Die Wissenschaftler entwickelten Algorithmen, um Feldforschungsberichte geografisch zuordnen zu können. Damit zeigten sie, in welchen Regionen besonders wenig Naturschutzforschung betrieben wird.

Luftaufnahme: Amazonas-Regenwald

Larissa Rodrigues

Zu den unerforschten Regionen zählt auch Amazonien

Über weiterführende Daten, wie etwa zur Lebenserwartung, Infrastruktur, zur Häufigkeit von Feuern in den Gebieten, zu Temperatur und Niederschlag oder zum Licht bei Nacht schätzen die Wissenschaftler auch ab, wo Naturschutzforschung eigentlich besonders dringlich wäre (interaktive Weltkarte hier). Solche Regionen finden sich demnach im zentralen Afrika, im Zentrum Westafrikas, in Bolivien, der Amazonasregion sowie auf den Andamanen und Nikobaren, einer zu Indien gehörenden Inselgruppe.

Spärliches Datenmaterial

Die mittlerweile überall verfügbaren, recht detaillierten Satellitenbilder aus allen Weltgegenden haben möglicherweise zum falschen Umkehrschluss geführt, dass „wir von überall auch gleich viel wissen“, so der Wissenschaftler. Das Problem des vielfachen Nicht-Wissens über die tatsächlichen Verhältnisse an Ort und Stelle sei, dass sich Naturschutzpolitik wie auch die Roten Listen gefährdeter Arten nach den für viele Gegenden doch erstaunlich spärlich vorhandenen Daten richten.

= Gefordert =
Beantworten Sie anhand des Textauszugs zur Naturschutzforschung oben diese Fragen:
(a) Was entwickelten die Wissenschaftler, um Feldforschungsberichte geografisch zuordnen zu können?
(b) Welche zu Indien gehörende Inselgruppe zählt zu den Regionen, in denen Naturschutzforschung besonders dringlich wäre?
(c) Wonach richten sich Naturschutzpolitik und die Roten Listen gefährdeter Arten?

Einträge zu Layoutelementen:
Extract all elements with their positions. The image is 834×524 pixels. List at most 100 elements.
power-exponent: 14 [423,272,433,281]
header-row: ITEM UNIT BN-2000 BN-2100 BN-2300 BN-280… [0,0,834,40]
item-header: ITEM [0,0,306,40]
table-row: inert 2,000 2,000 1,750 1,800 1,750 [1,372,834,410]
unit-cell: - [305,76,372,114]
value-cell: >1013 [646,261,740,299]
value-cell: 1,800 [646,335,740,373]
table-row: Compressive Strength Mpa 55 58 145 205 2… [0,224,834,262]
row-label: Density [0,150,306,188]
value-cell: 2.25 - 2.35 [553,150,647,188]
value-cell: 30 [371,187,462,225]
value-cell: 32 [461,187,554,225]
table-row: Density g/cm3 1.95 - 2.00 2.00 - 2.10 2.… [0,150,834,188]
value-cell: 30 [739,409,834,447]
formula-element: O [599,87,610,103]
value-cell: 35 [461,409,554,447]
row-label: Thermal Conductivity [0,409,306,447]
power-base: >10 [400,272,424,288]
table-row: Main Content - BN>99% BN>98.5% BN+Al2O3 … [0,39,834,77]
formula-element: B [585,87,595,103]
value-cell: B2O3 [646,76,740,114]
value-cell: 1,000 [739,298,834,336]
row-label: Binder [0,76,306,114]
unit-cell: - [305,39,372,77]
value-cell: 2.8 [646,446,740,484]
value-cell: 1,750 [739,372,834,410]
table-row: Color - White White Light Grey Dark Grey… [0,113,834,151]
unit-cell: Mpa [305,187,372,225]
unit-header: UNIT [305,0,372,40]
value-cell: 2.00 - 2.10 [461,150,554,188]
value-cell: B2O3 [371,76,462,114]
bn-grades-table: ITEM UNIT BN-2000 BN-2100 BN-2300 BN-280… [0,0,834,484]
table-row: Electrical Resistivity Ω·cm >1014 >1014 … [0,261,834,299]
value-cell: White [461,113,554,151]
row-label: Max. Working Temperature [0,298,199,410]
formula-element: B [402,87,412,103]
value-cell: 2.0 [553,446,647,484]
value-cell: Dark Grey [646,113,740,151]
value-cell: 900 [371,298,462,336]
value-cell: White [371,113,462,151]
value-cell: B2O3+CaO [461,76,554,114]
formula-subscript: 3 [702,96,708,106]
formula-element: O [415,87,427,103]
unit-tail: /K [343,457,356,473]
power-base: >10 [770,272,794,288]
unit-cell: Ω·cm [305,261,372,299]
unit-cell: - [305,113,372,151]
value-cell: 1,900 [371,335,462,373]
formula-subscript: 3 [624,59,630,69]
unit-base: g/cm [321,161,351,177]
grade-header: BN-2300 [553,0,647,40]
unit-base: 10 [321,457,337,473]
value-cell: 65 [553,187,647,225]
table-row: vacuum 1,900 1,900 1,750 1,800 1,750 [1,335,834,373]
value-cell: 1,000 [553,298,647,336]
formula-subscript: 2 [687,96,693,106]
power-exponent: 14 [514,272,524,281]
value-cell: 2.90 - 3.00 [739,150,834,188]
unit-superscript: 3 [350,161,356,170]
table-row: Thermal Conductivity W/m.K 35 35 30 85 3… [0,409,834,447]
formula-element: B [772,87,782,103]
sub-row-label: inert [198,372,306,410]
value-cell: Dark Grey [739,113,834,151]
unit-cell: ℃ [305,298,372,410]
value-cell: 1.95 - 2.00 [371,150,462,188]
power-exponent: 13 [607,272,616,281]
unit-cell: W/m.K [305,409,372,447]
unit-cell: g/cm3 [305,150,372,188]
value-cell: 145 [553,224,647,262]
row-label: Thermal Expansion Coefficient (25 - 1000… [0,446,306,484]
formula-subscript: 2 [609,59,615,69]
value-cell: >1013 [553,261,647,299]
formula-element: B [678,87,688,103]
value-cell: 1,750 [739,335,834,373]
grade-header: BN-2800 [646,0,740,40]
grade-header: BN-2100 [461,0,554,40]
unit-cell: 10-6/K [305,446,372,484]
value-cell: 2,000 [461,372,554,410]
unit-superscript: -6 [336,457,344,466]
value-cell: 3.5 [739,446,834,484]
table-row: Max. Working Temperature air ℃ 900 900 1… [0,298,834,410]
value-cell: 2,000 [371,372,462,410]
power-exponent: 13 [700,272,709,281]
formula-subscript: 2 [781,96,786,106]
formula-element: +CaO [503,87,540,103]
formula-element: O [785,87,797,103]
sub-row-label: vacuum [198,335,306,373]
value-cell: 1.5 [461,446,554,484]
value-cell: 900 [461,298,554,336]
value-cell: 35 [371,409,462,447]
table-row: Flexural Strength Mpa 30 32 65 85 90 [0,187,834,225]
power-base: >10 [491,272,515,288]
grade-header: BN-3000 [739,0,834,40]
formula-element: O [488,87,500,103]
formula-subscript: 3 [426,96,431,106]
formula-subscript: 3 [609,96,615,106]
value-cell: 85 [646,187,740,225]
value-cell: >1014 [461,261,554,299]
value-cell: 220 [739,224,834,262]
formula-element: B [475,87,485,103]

= Endergebnis =
(a) Sie entwickelten Algorithmen.
(b) Die Andamanen und Nikobaren.
(c) Nach den für viele Gegenden erstaunlich spärlich vorhandenen Daten.